* _WORK TO COMPLETE_
What follows is a set of records, each of which is to be written out exactly.

=====

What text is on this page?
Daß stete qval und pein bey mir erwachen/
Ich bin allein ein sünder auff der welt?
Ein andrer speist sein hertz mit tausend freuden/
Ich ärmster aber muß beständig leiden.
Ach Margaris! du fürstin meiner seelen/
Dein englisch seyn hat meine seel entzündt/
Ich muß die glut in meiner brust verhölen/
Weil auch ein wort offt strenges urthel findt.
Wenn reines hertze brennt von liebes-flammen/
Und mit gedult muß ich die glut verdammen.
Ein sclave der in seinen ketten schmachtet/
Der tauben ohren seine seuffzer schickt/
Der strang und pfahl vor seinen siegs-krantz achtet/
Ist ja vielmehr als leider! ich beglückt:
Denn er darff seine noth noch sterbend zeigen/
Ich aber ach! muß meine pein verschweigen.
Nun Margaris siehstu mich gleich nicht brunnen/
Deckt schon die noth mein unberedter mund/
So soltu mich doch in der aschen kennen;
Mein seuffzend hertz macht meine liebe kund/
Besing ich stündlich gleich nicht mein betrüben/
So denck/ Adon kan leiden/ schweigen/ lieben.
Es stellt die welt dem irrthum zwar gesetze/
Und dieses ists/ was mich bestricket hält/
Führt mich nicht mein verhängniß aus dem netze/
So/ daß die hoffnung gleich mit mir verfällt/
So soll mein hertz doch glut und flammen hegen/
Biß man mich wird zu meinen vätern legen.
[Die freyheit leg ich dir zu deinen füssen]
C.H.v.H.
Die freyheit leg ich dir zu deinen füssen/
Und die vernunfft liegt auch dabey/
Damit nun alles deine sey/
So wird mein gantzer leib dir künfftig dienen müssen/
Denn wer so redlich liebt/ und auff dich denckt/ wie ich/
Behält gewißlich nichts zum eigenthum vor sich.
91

=====

* _PROBLEM SOLUTION_
What text is on this page?
Daß stete qval und pein bey mir erwachen/
Ich bin allein ein sünder auff der welt?
Ein andrer speist sein hertz mit tausend freuden/
Ich ärmster aber muß beständig leiden.
Ach Margaris! du fürstin meiner seelen/
Dein englisch seyn hat meine seel entzündt/
Ich muß die glut in meiner brust verhölen/
Weil auch ein wort offt strenges urthel findt.
Wenn reines hertze brennt von liebes-flammen/
Und mit gedult muß ich die glut verdammen.
Ein sclave der in seinen ketten schmachtet/
Der tauben ohren seine seuffzer schickt/
Der strang und pfahl vor seinen siegs-krantz achtet/
Ist ja vielmehr als leider! ich beglückt:
Denn er darff seine noth noch sterbend zeigen/
Ich aber ach! muß meine pein verschweigen.
Nun Margaris siehstu mich gleich nicht brunnen/
Deckt schon die noth mein unberedter mund/
So soltu mich doch in der aschen kennen;
Mein seuffzend hertz macht meine liebe kund/
Besing ich stündlich gleich nicht mein betrüben/
So denck/ Adon kan leiden/ schweigen/ lieben.
Es stellt die welt dem irrthum zwar gesetze/
Und dieses ists/ was mich bestricket hält/
Führt mich nicht mein verhängniß aus dem netze/
So/ daß die hoffnung gleich mit mir verfällt/
So soll mein hertz doch glut und flammen hegen/
Biß man mich wird zu meinen vätern legen.
[Die freyheit leg ich dir zu deinen füssen]
C.H.v.H.
Die freyheit leg ich dir zu deinen füssen/
Und die vernunfft liegt auch dabey/
Damit nun alles deine sey/
So wird mein gantzer leib dir künfftig dienen müssen/
Denn wer so redlich liebt/ und auff dich denckt/ wie ich/
Behält gewißlich nichts zum eigenthum vor sich.
91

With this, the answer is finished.